• **TEXTE**

★ ★ ★ ★ ★

Les PME peuvent-elles s’adresser à vos services?

n Oui, elles sont bienvenues. Nous avons formalisé cela sous la forme d’une boutade, «Tech a break» . Avec nos invités, nous prenons un lunch avec d’autres personnes que j’invite. Parfois cela débouche sur des avancées, parfois pas. Les PME viennent nous voir et nous discutons librement. Nous cherchons des solutions.

Auriez-vous un exemple réel à nous présenter?

n Aisa construit des machines pour la production de tubes plastiques et laminés, comme ceux utilisés pour les crèmes cosmétiques et le dentifrice. Suite à une discussion informelle avec l’un de nos collaborateurs, une première collaboration a permis d’élargir le spectre d’utilisation de leurs machines tout en facilitant leur réglage en profitant de l’expérience de l’Idiap dans le domaine de l’apprentissage automatique. Cette approche innovante a abouti selon eux à une solution simplifiée et efficace pour laquelle un brevet a été déposé au nom de l’entreprise.

★ ★ ★ ★ ★

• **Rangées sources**

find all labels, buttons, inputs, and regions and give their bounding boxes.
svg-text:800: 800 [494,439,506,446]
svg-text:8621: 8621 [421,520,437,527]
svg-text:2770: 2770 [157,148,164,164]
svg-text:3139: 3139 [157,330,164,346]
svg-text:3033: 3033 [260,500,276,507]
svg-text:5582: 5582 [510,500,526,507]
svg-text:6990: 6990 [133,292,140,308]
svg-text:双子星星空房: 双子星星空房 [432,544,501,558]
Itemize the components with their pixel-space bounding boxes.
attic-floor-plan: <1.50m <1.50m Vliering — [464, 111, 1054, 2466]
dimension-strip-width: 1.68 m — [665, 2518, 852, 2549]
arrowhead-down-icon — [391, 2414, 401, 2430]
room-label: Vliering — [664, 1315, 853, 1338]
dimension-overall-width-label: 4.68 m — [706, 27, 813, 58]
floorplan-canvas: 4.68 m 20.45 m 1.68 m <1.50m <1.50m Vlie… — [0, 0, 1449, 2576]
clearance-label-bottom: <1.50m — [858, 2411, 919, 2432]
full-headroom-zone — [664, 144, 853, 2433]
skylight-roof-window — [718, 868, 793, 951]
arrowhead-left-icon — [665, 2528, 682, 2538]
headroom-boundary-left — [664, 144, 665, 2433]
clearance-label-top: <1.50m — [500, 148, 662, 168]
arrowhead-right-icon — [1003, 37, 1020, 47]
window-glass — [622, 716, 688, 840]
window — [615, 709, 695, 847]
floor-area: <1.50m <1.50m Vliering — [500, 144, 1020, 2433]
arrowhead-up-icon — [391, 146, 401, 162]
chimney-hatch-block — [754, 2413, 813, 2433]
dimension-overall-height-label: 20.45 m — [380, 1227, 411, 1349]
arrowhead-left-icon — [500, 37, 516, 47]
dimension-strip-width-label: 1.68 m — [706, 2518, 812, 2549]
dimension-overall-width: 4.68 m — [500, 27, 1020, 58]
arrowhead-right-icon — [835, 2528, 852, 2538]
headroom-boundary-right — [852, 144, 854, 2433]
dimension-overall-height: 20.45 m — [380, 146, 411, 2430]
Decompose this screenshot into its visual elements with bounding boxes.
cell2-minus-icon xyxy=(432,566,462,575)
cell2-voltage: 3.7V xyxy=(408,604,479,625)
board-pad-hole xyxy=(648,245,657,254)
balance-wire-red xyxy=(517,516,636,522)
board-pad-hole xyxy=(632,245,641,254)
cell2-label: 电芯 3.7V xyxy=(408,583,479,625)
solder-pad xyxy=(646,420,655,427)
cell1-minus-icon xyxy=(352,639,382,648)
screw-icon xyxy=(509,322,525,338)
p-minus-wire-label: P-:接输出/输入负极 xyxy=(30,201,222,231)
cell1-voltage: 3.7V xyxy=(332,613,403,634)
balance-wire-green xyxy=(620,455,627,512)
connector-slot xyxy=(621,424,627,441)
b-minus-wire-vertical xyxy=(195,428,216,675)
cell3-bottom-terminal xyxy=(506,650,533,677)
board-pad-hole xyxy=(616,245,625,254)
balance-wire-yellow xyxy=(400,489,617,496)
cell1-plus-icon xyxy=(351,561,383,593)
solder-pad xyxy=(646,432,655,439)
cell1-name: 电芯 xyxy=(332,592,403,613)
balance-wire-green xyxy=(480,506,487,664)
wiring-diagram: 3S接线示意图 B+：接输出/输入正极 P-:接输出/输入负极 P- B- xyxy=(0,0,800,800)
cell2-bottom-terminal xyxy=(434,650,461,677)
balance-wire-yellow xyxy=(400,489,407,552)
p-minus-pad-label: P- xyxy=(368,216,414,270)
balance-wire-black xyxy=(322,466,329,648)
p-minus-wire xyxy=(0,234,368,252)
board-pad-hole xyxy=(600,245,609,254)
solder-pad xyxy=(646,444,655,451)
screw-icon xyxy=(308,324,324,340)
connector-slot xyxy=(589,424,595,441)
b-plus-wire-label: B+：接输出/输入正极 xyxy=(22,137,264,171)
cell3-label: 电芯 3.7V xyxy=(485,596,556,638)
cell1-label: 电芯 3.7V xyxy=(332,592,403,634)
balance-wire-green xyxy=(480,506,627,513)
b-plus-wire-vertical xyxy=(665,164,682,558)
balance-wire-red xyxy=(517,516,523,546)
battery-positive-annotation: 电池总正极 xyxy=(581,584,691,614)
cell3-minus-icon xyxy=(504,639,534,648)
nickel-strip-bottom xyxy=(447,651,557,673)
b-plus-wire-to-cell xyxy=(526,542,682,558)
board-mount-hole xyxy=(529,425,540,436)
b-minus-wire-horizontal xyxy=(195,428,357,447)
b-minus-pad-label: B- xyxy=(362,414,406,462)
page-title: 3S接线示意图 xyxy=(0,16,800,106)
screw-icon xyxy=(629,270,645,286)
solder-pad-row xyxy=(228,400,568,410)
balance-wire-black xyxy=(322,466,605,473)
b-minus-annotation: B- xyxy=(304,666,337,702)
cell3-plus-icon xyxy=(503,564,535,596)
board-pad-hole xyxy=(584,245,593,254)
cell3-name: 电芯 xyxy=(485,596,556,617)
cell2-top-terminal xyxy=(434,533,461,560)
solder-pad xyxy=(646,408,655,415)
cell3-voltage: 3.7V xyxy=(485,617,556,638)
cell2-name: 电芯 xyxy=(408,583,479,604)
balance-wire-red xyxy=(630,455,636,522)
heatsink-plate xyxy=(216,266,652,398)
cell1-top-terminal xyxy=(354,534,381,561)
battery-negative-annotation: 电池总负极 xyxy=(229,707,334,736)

★ ★ ★ ★ ★

• **CONSIGNES**
• 1. Restituez fidèlement le passage du texte allant de « n Oui, elles » à « à nous présenter? ».
• 2. Retapez à l'identique les rangées, depuis la toute première ligne jusqu'à la ligne contenant « balance-wire-red xyxy=(517,516,636,522) », cette dernière comprise.
Le texte et les rangées n'ont aucun lien entre eux.

• **RÉPONSES FOURNIES**
• 1.
n Oui, elles sont bienvenues. Nous avons formalisé cela sous la forme d’une boutade, «Tech a break» . Avec nos invités, nous prenons un lunch avec d’autres personnes que j’invite. Parfois cela débouche sur des avancées, parfois pas. Les PME viennent nous voir et nous discutons librement. Nous cherchons des solutions.

Auriez-vous un exemple réel à nous présenter?

• 2.
find all labels, buttons, inputs, and regions and give their bounding boxes.
svg-text:800: 800 [494,439,506,446]
svg-text:8621: 8621 [421,520,437,527]
svg-text:2770: 2770 [157,148,164,164]
svg-text:3139: 3139 [157,330,164,346]
svg-text:3033: 3033 [260,500,276,507]
svg-text:5582: 5582 [510,500,526,507]
svg-text:6990: 6990 [133,292,140,308]
svg-text:双子星星空房: 双子星星空房 [432,544,501,558]
Itemize the components with their pixel-space bounding boxes.
attic-floor-plan: <1.50m <1.50m Vliering — [464, 111, 1054, 2466]
dimension-strip-width: 1.68 m — [665, 2518, 852, 2549]
arrowhead-down-icon — [391, 2414, 401, 2430]
room-label: Vliering — [664, 1315, 853, 1338]
dimension-overall-width-label: 4.68 m — [706, 27, 813, 58]
floorplan-canvas: 4.68 m 20.45 m 1.68 m <1.50m <1.50m Vlie… — [0, 0, 1449, 2576]
clearance-label-bottom: <1.50m — [858, 2411, 919, 2432]
full-headroom-zone — [664, 144, 853, 2433]
skylight-roof-window — [718, 868, 793, 951]
arrowhead-left-icon — [665, 2528, 682, 2538]
headroom-boundary-left — [664, 144, 665, 2433]
clearance-label-top: <1.50m — [500, 148, 662, 168]
arrowhead-right-icon — [1003, 37, 1020, 47]
window-glass — [622, 716, 688, 840]
window — [615, 709, 695, 847]
floor-area: <1.50m <1.50m Vliering — [500, 144, 1020, 2433]
arrowhead-up-icon — [391, 146, 401, 162]
chimney-hatch-block — [754, 2413, 813, 2433]
dimension-overall-height-label: 20.45 m — [380, 1227, 411, 1349]
arrowhead-left-icon — [500, 37, 516, 47]
dimension-strip-width-label: 1.68 m — [706, 2518, 812, 2549]
dimension-overall-width: 4.68 m — [500, 27, 1020, 58]
arrowhead-right-icon — [835, 2528, 852, 2538]
headroom-boundary-right — [852, 144, 854, 2433]
dimension-overall-height: 20.45 m — [380, 146, 411, 2430]
Decompose this screenshot into its visual elements with bounding boxes.
cell2-minus-icon xyxy=(432,566,462,575)
cell2-voltage: 3.7V xyxy=(408,604,479,625)
board-pad-hole xyxy=(648,245,657,254)
balance-wire-red xyxy=(517,516,636,522)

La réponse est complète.